* STATED PROBLEM:
Repeat each entry in full, exactly.

-- START --

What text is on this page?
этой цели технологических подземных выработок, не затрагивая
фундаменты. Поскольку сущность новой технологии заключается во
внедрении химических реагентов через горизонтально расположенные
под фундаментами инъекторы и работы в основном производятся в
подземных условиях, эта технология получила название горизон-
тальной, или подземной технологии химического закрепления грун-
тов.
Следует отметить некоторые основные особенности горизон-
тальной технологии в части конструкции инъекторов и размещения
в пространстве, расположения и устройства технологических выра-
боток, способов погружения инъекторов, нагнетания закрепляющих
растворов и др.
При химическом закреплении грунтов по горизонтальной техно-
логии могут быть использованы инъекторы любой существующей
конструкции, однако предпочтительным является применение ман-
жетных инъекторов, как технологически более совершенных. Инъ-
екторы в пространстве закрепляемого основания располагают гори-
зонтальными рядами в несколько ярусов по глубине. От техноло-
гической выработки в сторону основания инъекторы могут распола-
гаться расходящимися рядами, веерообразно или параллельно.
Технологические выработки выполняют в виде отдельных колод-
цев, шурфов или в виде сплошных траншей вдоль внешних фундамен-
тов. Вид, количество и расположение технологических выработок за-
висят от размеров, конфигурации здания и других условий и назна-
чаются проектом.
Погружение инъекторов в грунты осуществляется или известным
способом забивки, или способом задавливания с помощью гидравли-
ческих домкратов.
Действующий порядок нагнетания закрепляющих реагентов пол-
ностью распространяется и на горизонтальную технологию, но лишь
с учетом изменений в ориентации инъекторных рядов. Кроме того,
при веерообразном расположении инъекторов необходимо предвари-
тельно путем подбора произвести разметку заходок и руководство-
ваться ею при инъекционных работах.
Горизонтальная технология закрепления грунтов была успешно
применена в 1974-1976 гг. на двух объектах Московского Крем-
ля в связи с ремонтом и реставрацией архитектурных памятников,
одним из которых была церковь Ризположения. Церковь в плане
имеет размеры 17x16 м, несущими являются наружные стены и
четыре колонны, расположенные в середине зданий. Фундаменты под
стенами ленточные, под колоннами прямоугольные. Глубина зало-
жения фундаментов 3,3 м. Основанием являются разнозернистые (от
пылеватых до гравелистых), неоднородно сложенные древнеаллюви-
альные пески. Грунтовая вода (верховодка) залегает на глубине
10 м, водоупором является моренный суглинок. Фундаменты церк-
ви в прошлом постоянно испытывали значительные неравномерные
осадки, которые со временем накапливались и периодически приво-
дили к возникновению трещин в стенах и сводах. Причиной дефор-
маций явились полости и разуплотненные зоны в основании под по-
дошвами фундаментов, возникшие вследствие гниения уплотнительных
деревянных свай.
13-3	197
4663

-- END --

* EXPECTED OUTPUT:
What text is on this page?
этой цели технологических подземных выработок, не затрагивая
фундаменты. Поскольку сущность новой технологии заключается во
внедрении химических реагентов через горизонтально расположенные
под фундаментами инъекторы и работы в основном производятся в
подземных условиях, эта технология получила название горизон-
тальной, или подземной технологии химического закрепления грун-
тов.
Следует отметить некоторые основные особенности горизон-
тальной технологии в части конструкции инъекторов и размещения
в пространстве, расположения и устройства технологических выра-
боток, способов погружения инъекторов, нагнетания закрепляющих
растворов и др.
При химическом закреплении грунтов по горизонтальной техно-
логии могут быть использованы инъекторы любой существующей
конструкции, однако предпочтительным является применение ман-
жетных инъекторов, как технологически более совершенных. Инъ-
екторы в пространстве закрепляемого основания располагают гори-
зонтальными рядами в несколько ярусов по глубине. От техноло-
гической выработки в сторону основания инъекторы могут распола-
гаться расходящимися рядами, веерообразно или параллельно.
Технологические выработки выполняют в виде отдельных колод-
цев, шурфов или в виде сплошных траншей вдоль внешних фундамен-
тов. Вид, количество и расположение технологических выработок за-
висят от размеров, конфигурации здания и других условий и назна-
чаются проектом.
Погружение инъекторов в грунты осуществляется или известным
способом забивки, или способом задавливания с помощью гидравли-
ческих домкратов.
Действующий порядок нагнетания закрепляющих реагентов пол-
ностью распространяется и на горизонтальную технологию, но лишь
с учетом изменений в ориентации инъекторных рядов. Кроме того,
при веерообразном расположении инъекторов необходимо предвари-
тельно путем подбора произвести разметку заходок и руководство-
ваться ею при инъекционных работах.
Горизонтальная технология закрепления грунтов была успешно
применена в 1974-1976 гг. на двух объектах Московского Крем-
ля в связи с ремонтом и реставрацией архитектурных памятников,
одним из которых была церковь Ризположения. Церковь в плане
имеет размеры 17x16 м, несущими являются наружные стены и
четыре колонны, расположенные в середине зданий. Фундаменты под
стенами ленточные, под колоннами прямоугольные. Глубина зало-
жения фундаментов 3,3 м. Основанием являются разнозернистые (от
пылеватых до гравелистых), неоднородно сложенные древнеаллюви-
альные пески. Грунтовая вода (верховодка) залегает на глубине
10 м, водоупором является моренный суглинок. Фундаменты церк-
ви в прошлом постоянно испытывали значительные неравномерные
осадки, которые со временем накапливались и периодически приво-
дили к возникновению трещин в стенах и сводах. Причиной дефор-
маций явились полости и разуплотненные зоны в основании под по-
дошвами фундаментов, возникшие вследствие гниения уплотнительных
деревянных свай.
13-3	197
4663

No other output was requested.